* Provided records

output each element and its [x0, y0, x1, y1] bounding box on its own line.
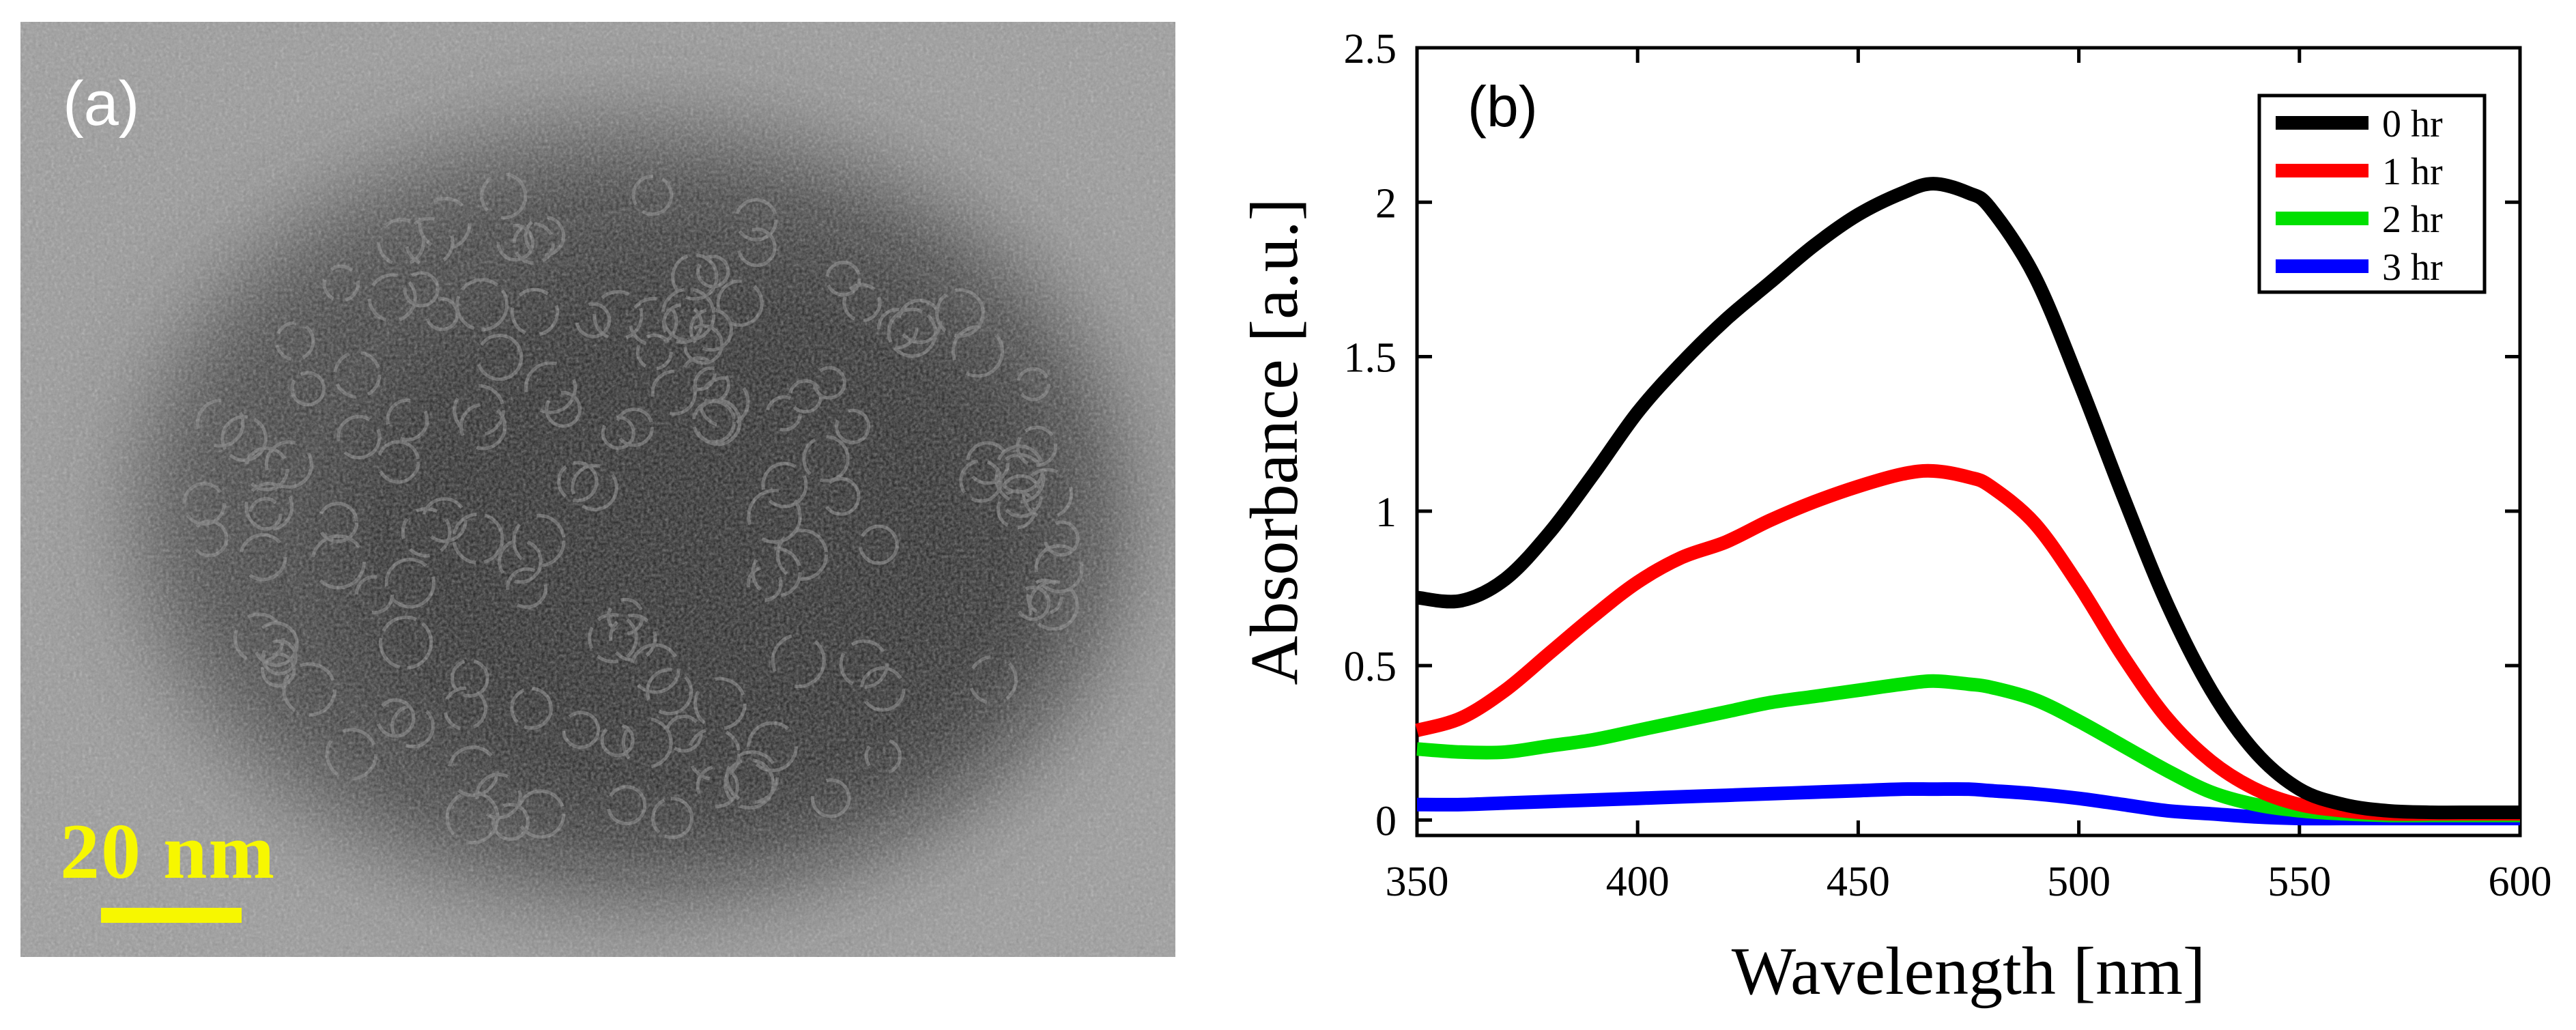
y-tick-label: 1: [1375, 489, 1397, 536]
legend-entry-label: 0 hr: [2382, 103, 2443, 145]
series-line-1-hr: [1415, 463, 2520, 821]
tem-micrograph: [20, 22, 1175, 957]
y-axis-label: Absorbance [a.u.]: [1236, 198, 1312, 685]
absorbance-chart: 350 400 450 500 550 600 0 0.5 1 1.5 2 2.5 (b) Wavel…: [1236, 26, 2552, 1009]
x-tick-label: 550: [2267, 859, 2331, 905]
panel-b-label: (b): [1468, 74, 1538, 139]
panel-a-label: (a): [63, 69, 140, 139]
tem-image-panel: (a) 20 nm: [20, 22, 1175, 957]
scale-bar-label: 20 nm: [60, 808, 276, 896]
legend-entry-label: 1 hr: [2382, 151, 2443, 193]
axes-box: [1415, 46, 2522, 838]
legend-entry-label: 2 hr: [2382, 199, 2443, 241]
legend-entry-label: 3 hr: [2382, 246, 2443, 289]
x-tick-label: 600: [2489, 859, 2552, 905]
y-tick-label: 2.5: [1344, 26, 1397, 72]
plot-frame: [1415, 46, 2522, 838]
y-tick-label: 1.5: [1344, 335, 1397, 382]
series-line-0-hr: [1416, 177, 2520, 820]
scale-bar: [101, 908, 242, 923]
x-tick-label: 450: [1827, 859, 1890, 905]
x-tick-label: 500: [2047, 859, 2110, 905]
legend: 0 hr 1 hr 2 hr 3 hr: [2257, 94, 2487, 294]
x-axis-label: Wavelength [nm]: [1732, 933, 2205, 1009]
absorbance-chart-panel: 350 400 450 500 550 600 0 0.5 1 1.5 2 2.5 (b) Wavel…: [1201, 0, 2576, 1027]
y-tick-label: 0: [1375, 798, 1397, 844]
y-tick-label: 2: [1375, 180, 1397, 227]
x-tick-label: 400: [1606, 859, 1670, 905]
y-tick-label: 0.5: [1344, 644, 1397, 690]
x-tick-label: 350: [1386, 859, 1449, 905]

* Given request
Pick out each line of the items above that contains the string "entry" and copy it in full.

* Output for this exercise
legend-entry-label: 0 hr: [2382, 103, 2443, 145]
legend-entry-label: 1 hr: [2382, 151, 2443, 193]
legend-entry-label: 2 hr: [2382, 199, 2443, 241]
legend-entry-label: 3 hr: [2382, 246, 2443, 289]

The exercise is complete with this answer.